# What you will do:
Repeat every line of the listing below exactly, minus the pictures.

— Start of Input data —

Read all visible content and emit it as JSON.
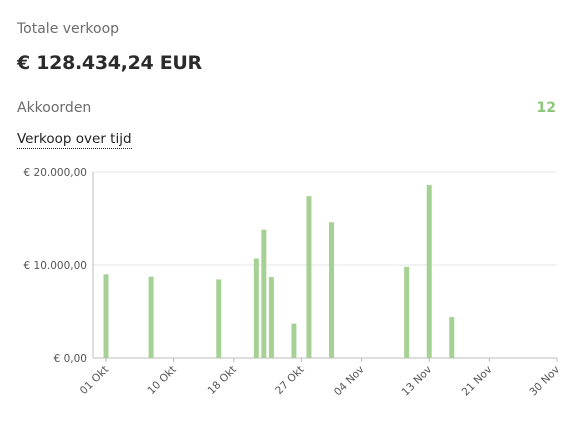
{
  "summary": {
    "total_sales_label": "Totale verkoop",
    "total_sales_value": "€ 128.434,24 EUR",
    "deals_label": "Akkoorden",
    "deals_value": "12",
    "chart_link": "Verkoop over tijd"
  },
  "colors": {
    "bar": "#a6d195",
    "accent": "#8cc67a",
    "grid": "#e6e6e6",
    "axis": "#bdbdbd"
  },
  "chart_data": {
    "type": "bar",
    "title": "",
    "xlabel": "",
    "ylabel": "",
    "ylim": [
      0,
      20000
    ],
    "yticks": [
      0,
      10000,
      20000
    ],
    "ytick_labels": [
      "€ 0,00",
      "€ 10.000,00",
      "€ 20.000,00"
    ],
    "x_range": [
      "2023-10-01",
      "2023-11-30"
    ],
    "xtick_dates": [
      "2023-10-01",
      "2023-10-10",
      "2023-10-18",
      "2023-10-27",
      "2023-11-04",
      "2023-11-13",
      "2023-11-21",
      "2023-11-30"
    ],
    "xtick_labels": [
      "01 Okt",
      "10 Okt",
      "18 Okt",
      "27 Okt",
      "04 Nov",
      "13 Nov",
      "21 Nov",
      "30 Nov"
    ],
    "grid": true,
    "series": [
      {
        "points": [
          {
            "x": "2023-10-01",
            "y": 9000
          },
          {
            "x": "2023-10-07",
            "y": 8750
          },
          {
            "x": "2023-10-16",
            "y": 8450
          },
          {
            "x": "2023-10-21",
            "y": 10700
          },
          {
            "x": "2023-10-22",
            "y": 13800
          },
          {
            "x": "2023-10-23",
            "y": 8700
          },
          {
            "x": "2023-10-26",
            "y": 3700
          },
          {
            "x": "2023-10-28",
            "y": 17400
          },
          {
            "x": "2023-10-31",
            "y": 14600
          },
          {
            "x": "2023-11-10",
            "y": 9800
          },
          {
            "x": "2023-11-13",
            "y": 18600
          },
          {
            "x": "2023-11-16",
            "y": 4400
          }
        ]
      }
    ]
  }
}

— End of Input data —

# The solution:
Read all visible content and emit it as JSON.
{
  "summary": {
    "total_sales_label": "Totale verkoop",
    "total_sales_value": "€ 128.434,24 EUR",
    "deals_label": "Akkoorden",
    "deals_value": "12",
    "chart_link": "Verkoop over tijd"
  },
  "colors": {
    "bar": "#a6d195",
    "accent": "#8cc67a",
    "grid": "#e6e6e6",
    "axis": "#bdbdbd"
  },
  "chart_data": {
    "type": "bar",
    "title": "",
    "xlabel": "",
    "ylabel": "",
    "ylim": [
      0,
      20000
    ],
    "yticks": [
      0,
      10000,
      20000
    ],
    "ytick_labels": [
      "€ 0,00",
      "€ 10.000,00",
      "€ 20.000,00"
    ],
    "x_range": [
      "2023-10-01",
      "2023-11-30"
    ],
    "xtick_dates": [
      "2023-10-01",
      "2023-10-10",
      "2023-10-18",
      "2023-10-27",
      "2023-11-04",
      "2023-11-13",
      "2023-11-21",
      "2023-11-30"
    ],
    "xtick_labels": [
      "01 Okt",
      "10 Okt",
      "18 Okt",
      "27 Okt",
      "04 Nov",
      "13 Nov",
      "21 Nov",
      "30 Nov"
    ],
    "grid": true,
    "series": [
      {
        "points": [
          {
            "x": "2023-10-01",
            "y": 9000
          },
          {
            "x": "2023-10-07",
            "y": 8750
          },
          {
            "x": "2023-10-16",
            "y": 8450
          },
          {
            "x": "2023-10-21",
            "y": 10700
          },
          {
            "x": "2023-10-22",
            "y": 13800
          },
          {
            "x": "2023-10-23",
            "y": 8700
          },
          {
            "x": "2023-10-26",
            "y": 3700
          },
          {
            "x": "2023-10-28",
            "y": 17400
          },
          {
            "x": "2023-10-31",
            "y": 14600
          },
          {
            "x": "2023-11-10",
            "y": 9800
          },
          {
            "x": "2023-11-13",
            "y": 18600
          },
          {
            "x": "2023-11-16",
            "y": 4400
          }
        ]
      }
    ]
  }
}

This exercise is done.